GOAL OF THE EXERCISE:
Determine the number of lines holding the word "text"; answer with that number only.

EXERCISE INPUTS:
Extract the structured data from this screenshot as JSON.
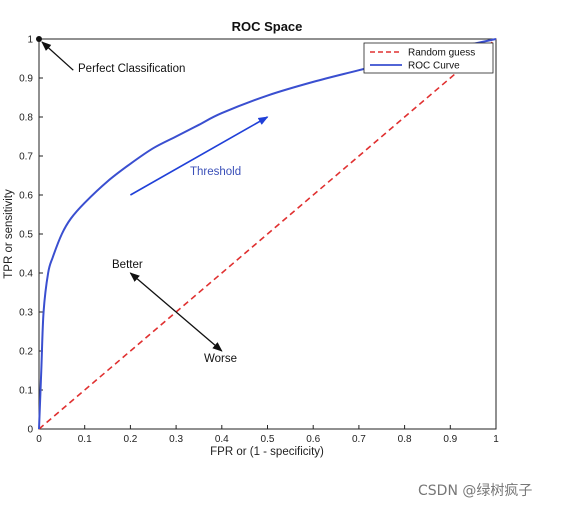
{
  "chart_data": {
    "type": "line",
    "title": "ROC Space",
    "xlabel": "FPR or (1 - specificity)",
    "ylabel": "TPR or sensitivity",
    "xlim": [
      0,
      1
    ],
    "ylim": [
      0,
      1
    ],
    "xticks": [
      "0",
      "0.1",
      "0.2",
      "0.3",
      "0.4",
      "0.5",
      "0.6",
      "0.7",
      "0.8",
      "0.9",
      "1"
    ],
    "yticks": [
      "0",
      "0.1",
      "0.2",
      "0.3",
      "0.4",
      "0.5",
      "0.6",
      "0.7",
      "0.8",
      "0.9",
      "1"
    ],
    "grid": false,
    "legend_position": "top-right",
    "series": [
      {
        "name": "Random guess",
        "style": "dashed",
        "color": "#e03030",
        "x": [
          0,
          1
        ],
        "y": [
          0,
          1
        ]
      },
      {
        "name": "ROC Curve",
        "style": "solid",
        "color": "#3a4fd0",
        "x": [
          0,
          0.005,
          0.01,
          0.02,
          0.03,
          0.05,
          0.07,
          0.1,
          0.15,
          0.2,
          0.25,
          0.3,
          0.35,
          0.4,
          0.5,
          0.6,
          0.7,
          0.8,
          0.9,
          1.0
        ],
        "y": [
          0,
          0.15,
          0.3,
          0.4,
          0.44,
          0.5,
          0.54,
          0.58,
          0.635,
          0.68,
          0.72,
          0.75,
          0.78,
          0.81,
          0.855,
          0.89,
          0.92,
          0.95,
          0.975,
          1.0
        ]
      }
    ],
    "annotations": [
      {
        "text": "Perfect Classification",
        "point": [
          0,
          1
        ]
      },
      {
        "text": "Threshold",
        "arrow_from": [
          0.2,
          0.6
        ],
        "arrow_to": [
          0.5,
          0.8
        ]
      },
      {
        "text": "Better",
        "arrow_from": [
          0.3,
          0.3
        ],
        "arrow_to": [
          0.2,
          0.4
        ]
      },
      {
        "text": "Worse",
        "arrow_from": [
          0.3,
          0.3
        ],
        "arrow_to": [
          0.4,
          0.2
        ]
      }
    ]
  },
  "watermark": "CSDN @绿树疯子"
}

OUTPUT:
4